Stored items
....

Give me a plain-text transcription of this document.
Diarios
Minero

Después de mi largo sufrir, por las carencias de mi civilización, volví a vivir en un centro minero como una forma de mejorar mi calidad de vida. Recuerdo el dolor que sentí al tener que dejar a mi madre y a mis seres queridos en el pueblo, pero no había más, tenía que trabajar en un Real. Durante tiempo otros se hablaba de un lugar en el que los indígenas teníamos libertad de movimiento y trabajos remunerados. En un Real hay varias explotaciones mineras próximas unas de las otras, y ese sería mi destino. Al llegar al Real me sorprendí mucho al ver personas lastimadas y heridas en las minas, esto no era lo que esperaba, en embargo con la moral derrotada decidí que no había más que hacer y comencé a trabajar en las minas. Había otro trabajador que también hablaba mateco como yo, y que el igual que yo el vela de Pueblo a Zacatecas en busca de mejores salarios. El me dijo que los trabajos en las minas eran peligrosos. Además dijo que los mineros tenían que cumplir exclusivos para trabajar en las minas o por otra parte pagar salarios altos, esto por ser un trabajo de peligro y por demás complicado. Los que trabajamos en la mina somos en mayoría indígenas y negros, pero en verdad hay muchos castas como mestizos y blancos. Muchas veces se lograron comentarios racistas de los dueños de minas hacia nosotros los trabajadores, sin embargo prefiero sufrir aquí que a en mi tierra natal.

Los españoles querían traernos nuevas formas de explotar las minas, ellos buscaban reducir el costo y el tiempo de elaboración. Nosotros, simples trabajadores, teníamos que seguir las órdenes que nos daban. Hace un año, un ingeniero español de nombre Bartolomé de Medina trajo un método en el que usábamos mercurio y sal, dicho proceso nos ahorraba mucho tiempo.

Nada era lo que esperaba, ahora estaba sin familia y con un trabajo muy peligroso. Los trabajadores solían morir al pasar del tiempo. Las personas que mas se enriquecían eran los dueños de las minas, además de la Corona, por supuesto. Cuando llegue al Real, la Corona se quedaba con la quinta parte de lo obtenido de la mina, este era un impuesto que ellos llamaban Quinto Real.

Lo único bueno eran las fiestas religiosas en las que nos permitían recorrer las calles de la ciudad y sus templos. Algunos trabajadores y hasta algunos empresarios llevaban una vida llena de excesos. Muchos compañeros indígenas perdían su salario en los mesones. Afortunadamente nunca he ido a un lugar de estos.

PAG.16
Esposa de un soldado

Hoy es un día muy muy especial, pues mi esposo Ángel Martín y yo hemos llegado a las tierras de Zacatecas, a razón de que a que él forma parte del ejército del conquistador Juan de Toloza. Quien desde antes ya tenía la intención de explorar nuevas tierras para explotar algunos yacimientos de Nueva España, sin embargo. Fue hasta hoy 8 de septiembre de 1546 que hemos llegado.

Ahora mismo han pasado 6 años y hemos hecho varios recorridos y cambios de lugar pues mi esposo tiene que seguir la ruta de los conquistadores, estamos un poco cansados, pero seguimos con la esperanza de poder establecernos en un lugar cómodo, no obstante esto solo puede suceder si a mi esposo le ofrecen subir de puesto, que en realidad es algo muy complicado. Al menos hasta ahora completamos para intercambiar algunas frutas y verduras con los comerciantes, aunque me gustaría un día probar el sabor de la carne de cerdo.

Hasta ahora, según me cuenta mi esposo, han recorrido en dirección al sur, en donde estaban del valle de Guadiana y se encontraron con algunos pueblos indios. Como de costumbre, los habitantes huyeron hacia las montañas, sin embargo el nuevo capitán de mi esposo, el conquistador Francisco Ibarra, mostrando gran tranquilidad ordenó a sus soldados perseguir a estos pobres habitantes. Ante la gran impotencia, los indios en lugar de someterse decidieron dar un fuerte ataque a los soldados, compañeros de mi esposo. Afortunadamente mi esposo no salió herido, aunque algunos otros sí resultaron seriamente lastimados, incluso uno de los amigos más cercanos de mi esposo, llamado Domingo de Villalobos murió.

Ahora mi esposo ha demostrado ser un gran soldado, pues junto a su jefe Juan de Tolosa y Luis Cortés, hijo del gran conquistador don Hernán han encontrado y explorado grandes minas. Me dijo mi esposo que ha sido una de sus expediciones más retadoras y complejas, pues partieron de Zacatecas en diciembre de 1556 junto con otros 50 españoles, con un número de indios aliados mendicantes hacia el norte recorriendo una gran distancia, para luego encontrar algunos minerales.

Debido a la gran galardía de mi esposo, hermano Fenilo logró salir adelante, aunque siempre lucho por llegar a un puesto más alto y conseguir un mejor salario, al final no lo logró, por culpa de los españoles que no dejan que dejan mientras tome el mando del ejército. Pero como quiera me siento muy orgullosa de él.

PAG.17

....

Look through the data above. Each line containing the word "hemos" needs to be copied.

** Response **
Hoy es un día muy muy especial, pues mi esposo Ángel Martín y yo hemos llegado a las tierras de Zacatecas, a razón de que a que él forma parte del ejército del conquistador Juan de Toloza. Quien desde antes ya tenía la intención de explorar nuevas tierras para explotar algunos yacimientos de Nueva España, sin embargo. Fue hasta hoy 8 de septiembre de 1546 que hemos llegado.
Ahora mismo han pasado 6 años y hemos hecho varios recorridos y cambios de lugar pues mi esposo tiene que seguir la ruta de los conquistadores, estamos un poco cansados, pero seguimos con la esperanza de poder establecernos en un lugar cómodo, no obstante esto solo puede suceder si a mi esposo le ofrecen subir de puesto, que en realidad es algo muy complicado. Al menos hasta ahora completamos para intercambiar algunas frutas y verduras con los comerciantes, aunque me gustaría un día probar el sabor de la carne de cerdo.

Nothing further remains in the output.